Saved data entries
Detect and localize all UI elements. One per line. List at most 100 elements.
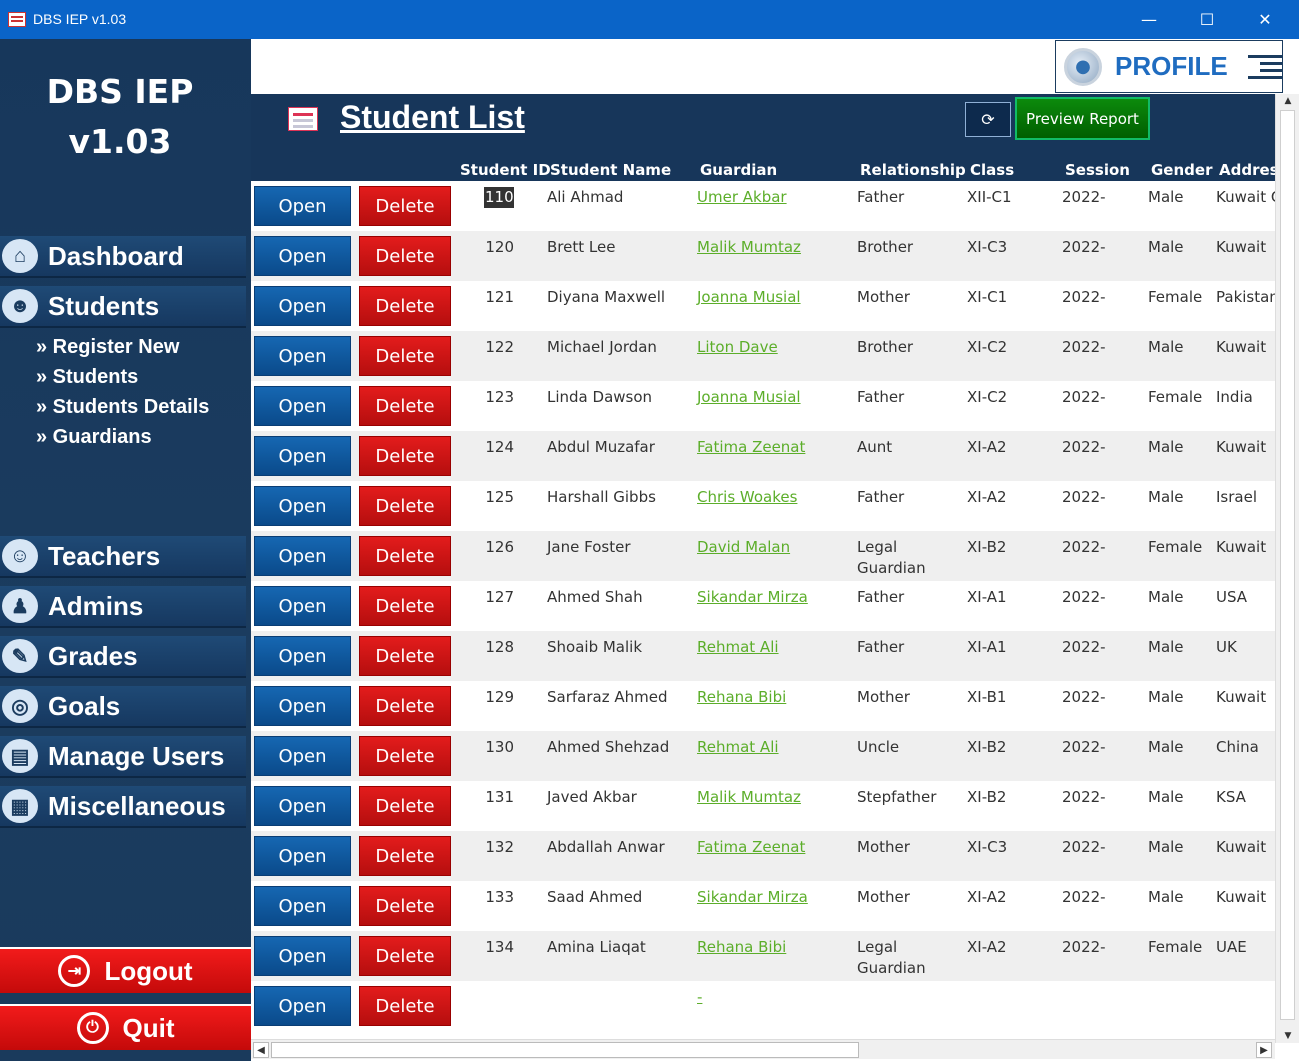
student-id-cell[interactable]: 122 (484, 337, 514, 358)
student-id-cell[interactable]: 130 (484, 737, 514, 758)
table-row[interactable]: Open Delete 133 Saad Ahmed Sikandar Mirza Mot… (251, 881, 1275, 931)
column-header-address[interactable]: Address (1219, 161, 1275, 179)
delete-button[interactable]: Delete (359, 686, 451, 726)
student-id-cell[interactable]: 134 (484, 937, 514, 958)
open-button[interactable]: Open (254, 436, 351, 476)
delete-button[interactable]: Delete (359, 236, 451, 276)
delete-button[interactable]: Delete (359, 186, 451, 226)
open-button[interactable]: Open (254, 936, 351, 976)
guardian-link[interactable]: Chris Woakes (697, 487, 797, 508)
open-button[interactable]: Open (254, 636, 351, 676)
student-name-cell[interactable]: Amina Liaqat (547, 937, 646, 958)
guardian-link[interactable]: Rehmat Ali (697, 737, 779, 758)
student-name-cell[interactable]: Abdallah Anwar (547, 837, 665, 858)
guardian-link[interactable]: Sikandar Mirza (697, 887, 808, 908)
column-header-class[interactable]: Class (970, 161, 1014, 179)
table-row[interactable]: Open Delete 127 Ahmed Shah Sikandar Mirza Fat… (251, 581, 1275, 631)
student-name-cell[interactable]: Abdul Muzafar (547, 437, 655, 458)
delete-button[interactable]: Delete (359, 486, 451, 526)
nav-teachers[interactable]: ☺ Teachers (0, 536, 246, 578)
delete-button[interactable]: Delete (359, 886, 451, 926)
sub-students-details[interactable]: » Students Details (36, 396, 209, 419)
open-button[interactable]: Open (254, 536, 351, 576)
student-id-cell[interactable]: 124 (484, 437, 514, 458)
guardian-link[interactable]: Rehana Bibi (697, 687, 786, 708)
open-button[interactable]: Open (254, 586, 351, 626)
open-button[interactable]: Open (254, 686, 351, 726)
refresh-icon[interactable]: ⟳ (965, 102, 1011, 137)
student-id-cell[interactable]: 129 (484, 687, 514, 708)
table-row[interactable]: Open Delete 110 Ali Ahmad Umer Akbar Father XI… (251, 181, 1275, 231)
student-name-cell[interactable]: Ahmed Shah (547, 587, 643, 608)
open-button[interactable]: Open (254, 286, 351, 326)
nav-manage-users[interactable]: ▤ Manage Users (0, 736, 246, 778)
guardian-link[interactable]: Fatima Zeenat (697, 437, 805, 458)
open-button[interactable]: Open (254, 786, 351, 826)
table-row[interactable]: Open Delete 132 Abdallah Anwar Fatima Zeenat… (251, 831, 1275, 881)
student-name-cell[interactable]: Javed Akbar (547, 787, 637, 808)
delete-button[interactable]: Delete (359, 536, 451, 576)
table-row[interactable]: Open Delete 129 Sarfaraz Ahmed Rehana Bibi Mo… (251, 681, 1275, 731)
student-id-cell[interactable]: 110 (484, 187, 514, 208)
guardian-link[interactable]: Joanna Musial (697, 387, 801, 408)
minimize-button[interactable]: — (1120, 0, 1178, 39)
guardian-link[interactable]: - (697, 987, 702, 1008)
delete-button[interactable]: Delete (359, 636, 451, 676)
column-header-session[interactable]: Session (1065, 161, 1130, 179)
open-button[interactable]: Open (254, 386, 351, 426)
column-header-student-id[interactable]: Student ID (460, 161, 551, 179)
nav-miscellaneous[interactable]: ▦ Miscellaneous (0, 786, 246, 828)
guardian-link[interactable]: Rehana Bibi (697, 937, 786, 958)
nav-dashboard[interactable]: ⌂ Dashboard (0, 236, 246, 278)
student-name-cell[interactable]: Shoaib Malik (547, 637, 642, 658)
student-id-cell[interactable]: 131 (484, 787, 514, 808)
student-name-cell[interactable]: Michael Jordan (547, 337, 657, 358)
student-name-cell[interactable]: Ali Ahmad (547, 187, 623, 208)
student-id-cell[interactable]: 132 (484, 837, 514, 858)
delete-button[interactable]: Delete (359, 986, 451, 1026)
delete-button[interactable]: Delete (359, 836, 451, 876)
table-row[interactable]: Open Delete 122 Michael Jordan Liton Dave Bro… (251, 331, 1275, 381)
open-button[interactable]: Open (254, 886, 351, 926)
student-name-cell[interactable]: Linda Dawson (547, 387, 652, 408)
maximize-button[interactable]: ☐ (1178, 0, 1236, 39)
menu-icon[interactable] (1247, 54, 1282, 79)
delete-button[interactable]: Delete (359, 736, 451, 776)
table-row[interactable]: Open Delete 128 Shoaib Malik Rehmat Ali Fathe… (251, 631, 1275, 681)
guardian-link[interactable]: David Malan (697, 537, 790, 558)
guardian-link[interactable]: Joanna Musial (697, 287, 801, 308)
delete-button[interactable]: Delete (359, 586, 451, 626)
guardian-link[interactable]: Sikandar Mirza (697, 587, 808, 608)
nav-grades[interactable]: ✎ Grades (0, 636, 246, 678)
guardian-link[interactable]: Malik Mumtaz (697, 787, 801, 808)
student-name-cell[interactable]: Brett Lee (547, 237, 615, 258)
guardian-link[interactable]: Malik Mumtaz (697, 237, 801, 258)
sub-students[interactable]: » Students (36, 366, 138, 389)
student-name-cell[interactable]: Diyana Maxwell (547, 287, 665, 308)
vertical-scroll-thumb[interactable] (1280, 110, 1295, 1020)
student-id-cell[interactable]: 120 (484, 237, 514, 258)
vertical-scrollbar[interactable]: ▲ ▼ (1275, 94, 1299, 1043)
guardian-link[interactable]: Fatima Zeenat (697, 837, 805, 858)
scroll-up-icon[interactable]: ▲ (1276, 94, 1299, 108)
sub-register-new[interactable]: » Register New (36, 336, 179, 359)
table-row[interactable]: Open Delete 130 Ahmed Shehzad Rehmat Ali Uncl… (251, 731, 1275, 781)
nav-goals[interactable]: ◎ Goals (0, 686, 246, 728)
student-name-cell[interactable]: Jane Foster (547, 537, 630, 558)
table-row[interactable]: Open Delete 123 Linda Dawson Joanna Musial Fa… (251, 381, 1275, 431)
table-row[interactable]: Open Delete 125 Harshall Gibbs Chris Woakes F… (251, 481, 1275, 531)
table-row[interactable]: Open Delete 131 Javed Akbar Malik Mumtaz Step… (251, 781, 1275, 831)
open-button[interactable]: Open (254, 986, 351, 1026)
delete-button[interactable]: Delete (359, 436, 451, 476)
profile-button[interactable]: ● PROFILE (1055, 40, 1283, 93)
student-name-cell[interactable]: Harshall Gibbs (547, 487, 656, 508)
student-id-cell[interactable]: 128 (484, 637, 514, 658)
horizontal-scrollbar[interactable]: ◀ ▶ (251, 1039, 1275, 1059)
student-id-cell[interactable]: 123 (484, 387, 514, 408)
guardian-link[interactable]: Liton Dave (697, 337, 778, 358)
scroll-right-icon[interactable]: ▶ (1256, 1042, 1272, 1058)
delete-button[interactable]: Delete (359, 386, 451, 426)
scroll-left-icon[interactable]: ◀ (253, 1042, 269, 1058)
close-button[interactable]: ✕ (1236, 0, 1294, 39)
delete-button[interactable]: Delete (359, 286, 451, 326)
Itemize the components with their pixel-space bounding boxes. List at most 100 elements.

→ **What to do**
Please copy every line of the items above word for word, leaving out the pictures.

→ **Answer to the task**
Detect and localize all UI elements. One per line. List at most 100 elements.
student-id-cell[interactable]: 122 (484, 337, 514, 358)
student-id-cell[interactable]: 130 (484, 737, 514, 758)
table-row[interactable]: Open Delete 133 Saad Ahmed Sikandar Mirza Mot… (251, 881, 1275, 931)
column-header-address[interactable]: Address (1219, 161, 1275, 179)
delete-button[interactable]: Delete (359, 686, 451, 726)
student-id-cell[interactable]: 134 (484, 937, 514, 958)
open-button[interactable]: Open (254, 436, 351, 476)
delete-button[interactable]: Delete (359, 236, 451, 276)
delete-button[interactable]: Delete (359, 186, 451, 226)
open-button[interactable]: Open (254, 936, 351, 976)
guardian-link[interactable]: Chris Woakes (697, 487, 797, 508)
open-button[interactable]: Open (254, 636, 351, 676)
student-name-cell[interactable]: Amina Liaqat (547, 937, 646, 958)
guardian-link[interactable]: Rehmat Ali (697, 737, 779, 758)
student-name-cell[interactable]: Abdallah Anwar (547, 837, 665, 858)
guardian-link[interactable]: Sikandar Mirza (697, 887, 808, 908)
column-header-class[interactable]: Class (970, 161, 1014, 179)
table-row[interactable]: Open Delete 127 Ahmed Shah Sikandar Mirza Fat… (251, 581, 1275, 631)
student-name-cell[interactable]: Abdul Muzafar (547, 437, 655, 458)
delete-button[interactable]: Delete (359, 486, 451, 526)
nav-teachers[interactable]: ☺ Teachers (0, 536, 246, 578)
delete-button[interactable]: Delete (359, 886, 451, 926)
sub-students-details[interactable]: » Students Details (36, 396, 209, 419)
open-button[interactable]: Open (254, 536, 351, 576)
student-id-cell[interactable]: 124 (484, 437, 514, 458)
guardian-link[interactable]: Rehana Bibi (697, 687, 786, 708)
open-button[interactable]: Open (254, 586, 351, 626)
open-button[interactable]: Open (254, 686, 351, 726)
refresh-icon[interactable]: ⟳ (965, 102, 1011, 137)
student-id-cell[interactable]: 129 (484, 687, 514, 708)
table-row[interactable]: Open Delete 110 Ali Ahmad Umer Akbar Father XI… (251, 181, 1275, 231)
student-name-cell[interactable]: Ahmed Shah (547, 587, 643, 608)
open-button[interactable]: Open (254, 286, 351, 326)
nav-manage-users[interactable]: ▤ Manage Users (0, 736, 246, 778)
guardian-link[interactable]: Fatima Zeenat (697, 437, 805, 458)
open-button[interactable]: Open (254, 786, 351, 826)
table-row[interactable]: Open Delete 132 Abdallah Anwar Fatima Zeenat… (251, 831, 1275, 881)
student-name-cell[interactable]: Javed Akbar (547, 787, 637, 808)
delete-button[interactable]: Delete (359, 536, 451, 576)
table-row[interactable]: Open Delete 129 Sarfaraz Ahmed Rehana Bibi Mo… (251, 681, 1275, 731)
student-id-cell[interactable]: 110 (484, 187, 514, 208)
guardian-link[interactable]: Joanna Musial (697, 387, 801, 408)
minimize-button[interactable]: — (1120, 0, 1178, 39)
guardian-link[interactable]: - (697, 987, 702, 1008)
delete-button[interactable]: Delete (359, 636, 451, 676)
column-header-session[interactable]: Session (1065, 161, 1130, 179)
open-button[interactable]: Open (254, 386, 351, 426)
column-header-student-id[interactable]: Student ID (460, 161, 551, 179)
nav-miscellaneous[interactable]: ▦ Miscellaneous (0, 786, 246, 828)
guardian-link[interactable]: Rehana Bibi (697, 937, 786, 958)
nav-dashboard[interactable]: ⌂ Dashboard (0, 236, 246, 278)
student-name-cell[interactable]: Shoaib Malik (547, 637, 642, 658)
student-id-cell[interactable]: 131 (484, 787, 514, 808)
student-name-cell[interactable]: Michael Jordan (547, 337, 657, 358)
student-name-cell[interactable]: Ali Ahmad (547, 187, 623, 208)
student-id-cell[interactable]: 132 (484, 837, 514, 858)
delete-button[interactable]: Delete (359, 986, 451, 1026)
delete-button[interactable]: Delete (359, 836, 451, 876)
table-row[interactable]: Open Delete 122 Michael Jordan Liton Dave Bro… (251, 331, 1275, 381)
open-button[interactable]: Open (254, 886, 351, 926)
student-name-cell[interactable]: Linda Dawson (547, 387, 652, 408)
maximize-button[interactable]: ☐ (1178, 0, 1236, 39)
menu-icon[interactable] (1247, 54, 1282, 79)
delete-button[interactable]: Delete (359, 736, 451, 776)
table-row[interactable]: Open Delete 128 Shoaib Malik Rehmat Ali Fathe… (251, 631, 1275, 681)
guardian-link[interactable]: David Malan (697, 537, 790, 558)
guardian-link[interactable]: Joanna Musial (697, 287, 801, 308)
delete-button[interactable]: Delete (359, 586, 451, 626)
guardian-link[interactable]: Sikandar Mirza (697, 587, 808, 608)
nav-grades[interactable]: ✎ Grades (0, 636, 246, 678)
guardian-link[interactable]: Malik Mumtaz (697, 787, 801, 808)
student-name-cell[interactable]: Brett Lee (547, 237, 615, 258)
guardian-link[interactable]: Malik Mumtaz (697, 237, 801, 258)
sub-students[interactable]: » Students (36, 366, 138, 389)
student-name-cell[interactable]: Diyana Maxwell (547, 287, 665, 308)
vertical-scroll-thumb[interactable] (1280, 110, 1295, 1020)
student-id-cell[interactable]: 120 (484, 237, 514, 258)
vertical-scrollbar[interactable]: ▲ ▼ (1275, 94, 1299, 1043)
guardian-link[interactable]: Fatima Zeenat (697, 837, 805, 858)
scroll-up-icon[interactable]: ▲ (1276, 94, 1299, 108)
sub-register-new[interactable]: » Register New (36, 336, 179, 359)
table-row[interactable]: Open Delete 130 Ahmed Shehzad Rehmat Ali Uncl… (251, 731, 1275, 781)
nav-goals[interactable]: ◎ Goals (0, 686, 246, 728)
student-name-cell[interactable]: Jane Foster (547, 537, 630, 558)
table-row[interactable]: Open Delete 123 Linda Dawson Joanna Musial Fa… (251, 381, 1275, 431)
table-row[interactable]: Open Delete 125 Harshall Gibbs Chris Woakes F… (251, 481, 1275, 531)
table-row[interactable]: Open Delete 131 Javed Akbar Malik Mumtaz Step… (251, 781, 1275, 831)
open-button[interactable]: Open (254, 986, 351, 1026)
delete-button[interactable]: Delete (359, 436, 451, 476)
profile-button[interactable]: ● PROFILE (1055, 40, 1283, 93)
student-name-cell[interactable]: Harshall Gibbs (547, 487, 656, 508)
student-id-cell[interactable]: 128 (484, 637, 514, 658)
horizontal-scrollbar[interactable]: ◀ ▶ (251, 1039, 1275, 1059)
student-id-cell[interactable]: 123 (484, 387, 514, 408)
guardian-link[interactable]: Liton Dave (697, 337, 778, 358)
scroll-right-icon[interactable]: ▶ (1256, 1042, 1272, 1058)
delete-button[interactable]: Delete (359, 386, 451, 426)
scroll-left-icon[interactable]: ◀ (253, 1042, 269, 1058)
close-button[interactable]: ✕ (1236, 0, 1294, 39)
delete-button[interactable]: Delete (359, 286, 451, 326)
Itemize the components with their pixel-space bounding boxes. List at most 100 elements.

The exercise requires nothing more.